### THE PROBLEM
Print all of the entries exactly, minus the pictures.

### PROVIDED MATERIAL

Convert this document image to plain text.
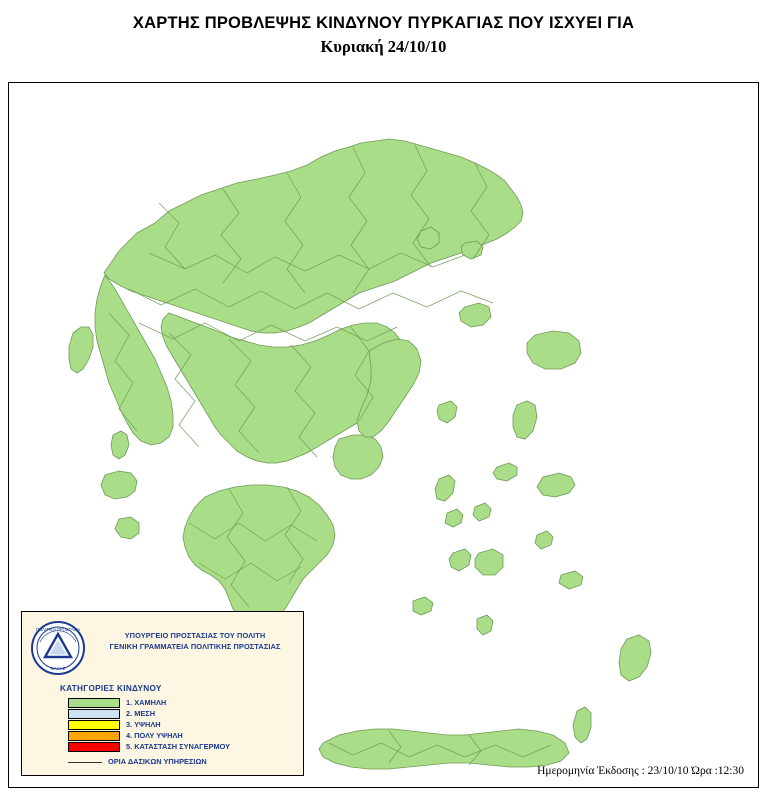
ΧΑΡΤΗΣ ΠΡΟΒΛΕΨΗΣ ΚΙΝΔΥΝΟΥ ΠΥΡΚΑΓΙΑΣ ΠΟΥ ΙΣΧΥΕΙ ΓΙΑ
Κυριακή 24/10/10
ΠΟΛΙΤΙΚΗ ΠΡΟΣΤΑΣΙΑ
ΕΛΛΑΣ
ΥΠΟΥΡΓΕΙΟ ΠΡΟΣΤΑΣΙΑΣ ΤΟΥ ΠΟΛΙΤΗ
ΓΕΝΙΚΗ ΓΡΑΜΜΑΤΕΙΑ ΠΟΛΙΤΙΚΗΣ ΠΡΟΣΤΑΣΙΑΣ
ΚΑΤΗΓΟΡΙΕΣ ΚΙΝΔΥΝΟΥ
1. ΧΑΜΗΛΗ
2. ΜΕΣΗ
3. ΥΨΗΛΗ
4. ΠΟΛΥ ΥΨΗΛΗ
5. ΚΑΤΑΣΤΑΣΗ ΣΥΝΑΓΕΡΜΟΥ
ΟΡΙΑ ΔΑΣΙΚΩΝ ΥΠΗΡΕΣΙΩΝ
Ημερομηνία Έκδοσης : 23/10/10 Ώρα :12:30
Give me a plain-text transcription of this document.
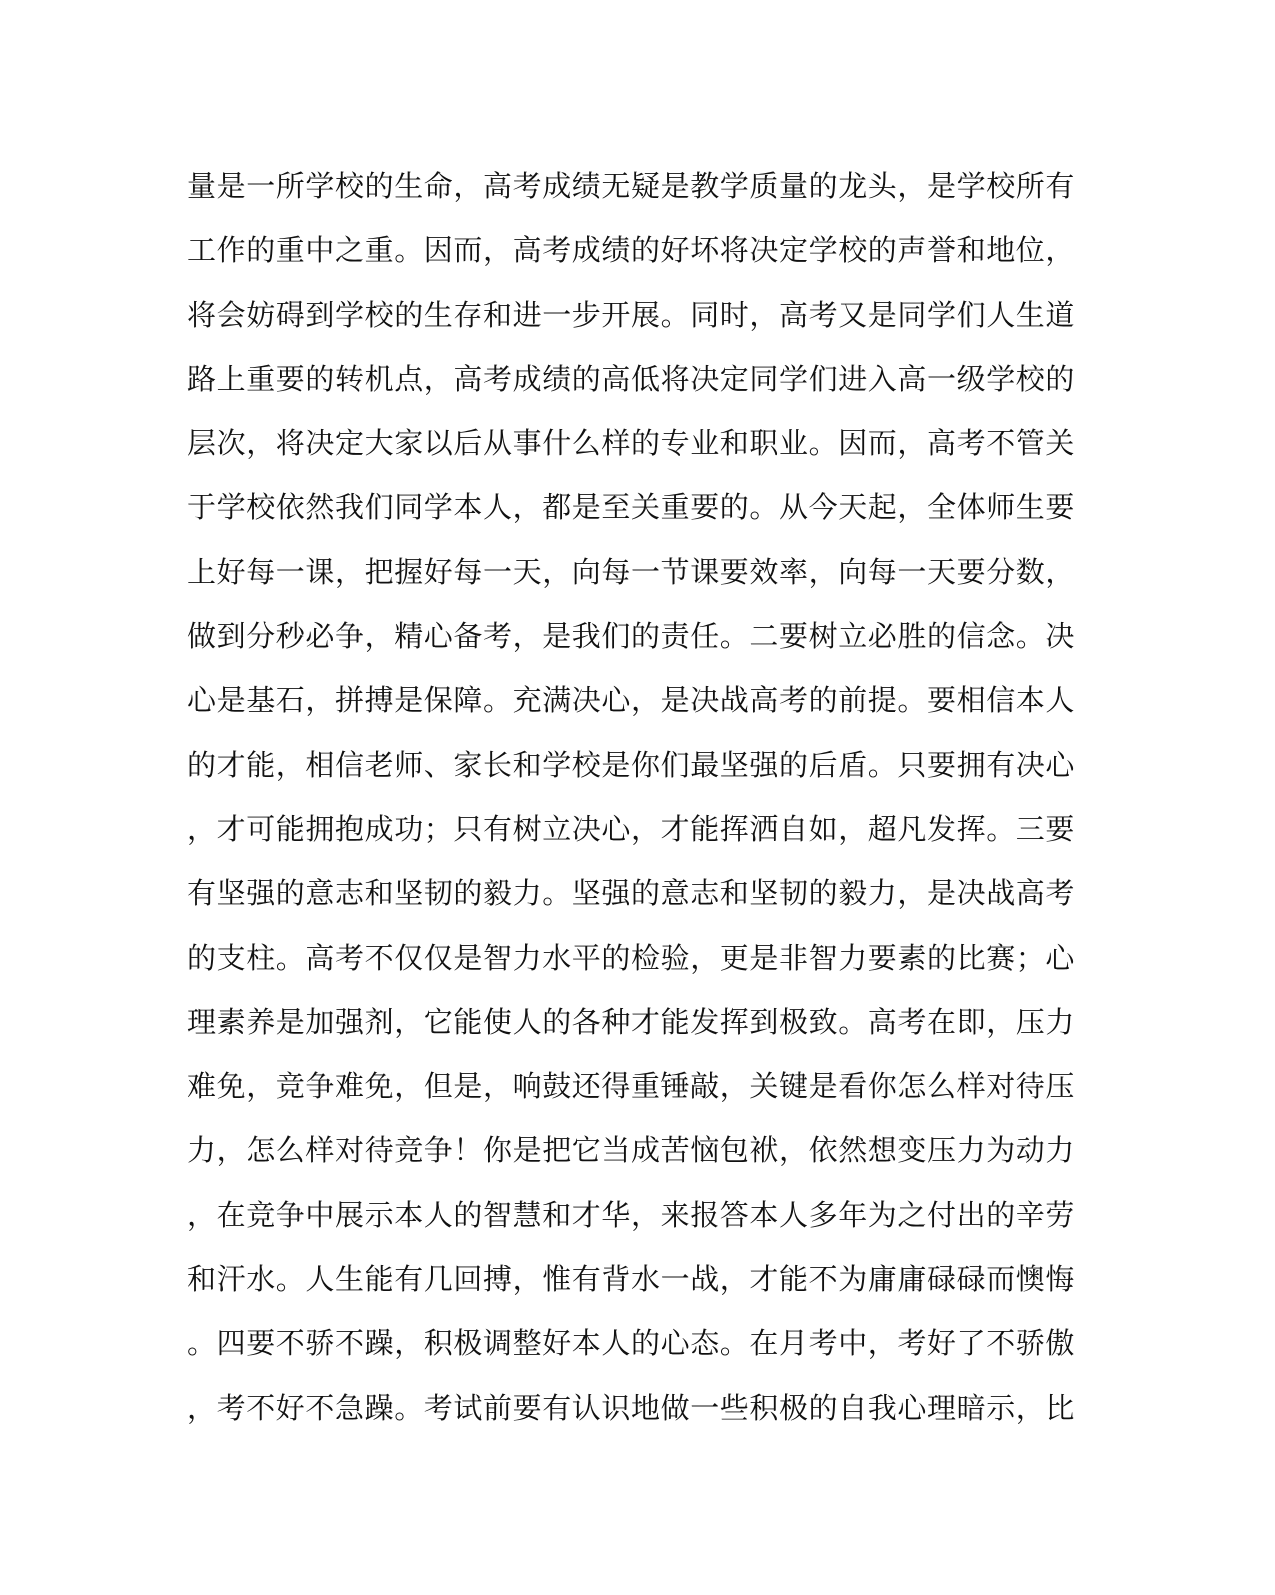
量是一所学校的生命，高考成绩无疑是教学质量的龙头，是学校所有
工作的重中之重。因而，高考成绩的好坏将决定学校的声誉和地位，
将会妨碍到学校的生存和进一步开展。同时，高考又是同学们人生道
路上重要的转机点，高考成绩的高低将决定同学们进入高一级学校的
层次，将决定大家以后从事什么样的专业和职业。因而，高考不管关
于学校依然我们同学本人，都是至关重要的。从今天起，全体师生要
上好每一课，把握好每一天，向每一节课要效率，向每一天要分数，
做到分秒必争，精心备考，是我们的责任。二要树立必胜的信念。决
心是基石，拼搏是保障。充满决心，是决战高考的前提。要相信本人
的才能，相信老师、家长和学校是你们最坚强的后盾。只要拥有决心
，才可能拥抱成功；只有树立决心，才能挥洒自如，超凡发挥。三要
有坚强的意志和坚韧的毅力。坚强的意志和坚韧的毅力，是决战高考
的支柱。高考不仅仅是智力水平的检验，更是非智力要素的比赛；心
理素养是加强剂，它能使人的各种才能发挥到极致。高考在即，压力
难免，竞争难免，但是，响鼓还得重锤敲，关键是看你怎么样对待压
力，怎么样对待竞争！你是把它当成苦恼包袱，依然想变压力为动力
，在竞争中展示本人的智慧和才华，来报答本人多年为之付出的辛劳
和汗水。人生能有几回搏，惟有背水一战，才能不为庸庸碌碌而懊悔
。四要不骄不躁，积极调整好本人的心态。在月考中，考好了不骄傲
，考不好不急躁。考试前要有认识地做一些积极的自我心理暗示，比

### EXERCISE ANSWER
Convert this document image to plain text.
ΧΑΡΤΗΣ ΠΡΟΒΛΕΨΗΣ ΚΙΝΔΥΝΟΥ ΠΥΡΚΑΓΙΑΣ ΠΟΥ ΙΣΧΥΕΙ ΓΙΑ
Κυριακή 24/10/10
ΠΟΛΙΤΙΚΗ ΠΡΟΣΤΑΣΙΑ
ΕΛΛΑΣ
ΥΠΟΥΡΓΕΙΟ ΠΡΟΣΤΑΣΙΑΣ ΤΟΥ ΠΟΛΙΤΗ
ΓΕΝΙΚΗ ΓΡΑΜΜΑΤΕΙΑ ΠΟΛΙΤΙΚΗΣ ΠΡΟΣΤΑΣΙΑΣ
ΚΑΤΗΓΟΡΙΕΣ ΚΙΝΔΥΝΟΥ
1. ΧΑΜΗΛΗ
2. ΜΕΣΗ
3. ΥΨΗΛΗ
4. ΠΟΛΥ ΥΨΗΛΗ
5. ΚΑΤΑΣΤΑΣΗ ΣΥΝΑΓΕΡΜΟΥ
ΟΡΙΑ ΔΑΣΙΚΩΝ ΥΠΗΡΕΣΙΩΝ
Ημερομηνία Έκδοσης : 23/10/10 Ώρα :12:30
Give me a plain-text transcription of this document.
量是一所学校的生命，高考成绩无疑是教学质量的龙头，是学校所有
工作的重中之重。因而，高考成绩的好坏将决定学校的声誉和地位，
将会妨碍到学校的生存和进一步开展。同时，高考又是同学们人生道
路上重要的转机点，高考成绩的高低将决定同学们进入高一级学校的
层次，将决定大家以后从事什么样的专业和职业。因而，高考不管关
于学校依然我们同学本人，都是至关重要的。从今天起，全体师生要
上好每一课，把握好每一天，向每一节课要效率，向每一天要分数，
做到分秒必争，精心备考，是我们的责任。二要树立必胜的信念。决
心是基石，拼搏是保障。充满决心，是决战高考的前提。要相信本人
的才能，相信老师、家长和学校是你们最坚强的后盾。只要拥有决心
，才可能拥抱成功；只有树立决心，才能挥洒自如，超凡发挥。三要
有坚强的意志和坚韧的毅力。坚强的意志和坚韧的毅力，是决战高考
的支柱。高考不仅仅是智力水平的检验，更是非智力要素的比赛；心
理素养是加强剂，它能使人的各种才能发挥到极致。高考在即，压力
难免，竞争难免，但是，响鼓还得重锤敲，关键是看你怎么样对待压
力，怎么样对待竞争！你是把它当成苦恼包袱，依然想变压力为动力
，在竞争中展示本人的智慧和才华，来报答本人多年为之付出的辛劳
和汗水。人生能有几回搏，惟有背水一战，才能不为庸庸碌碌而懊悔
。四要不骄不躁，积极调整好本人的心态。在月考中，考好了不骄傲
，考不好不急躁。考试前要有认识地做一些积极的自我心理暗示，比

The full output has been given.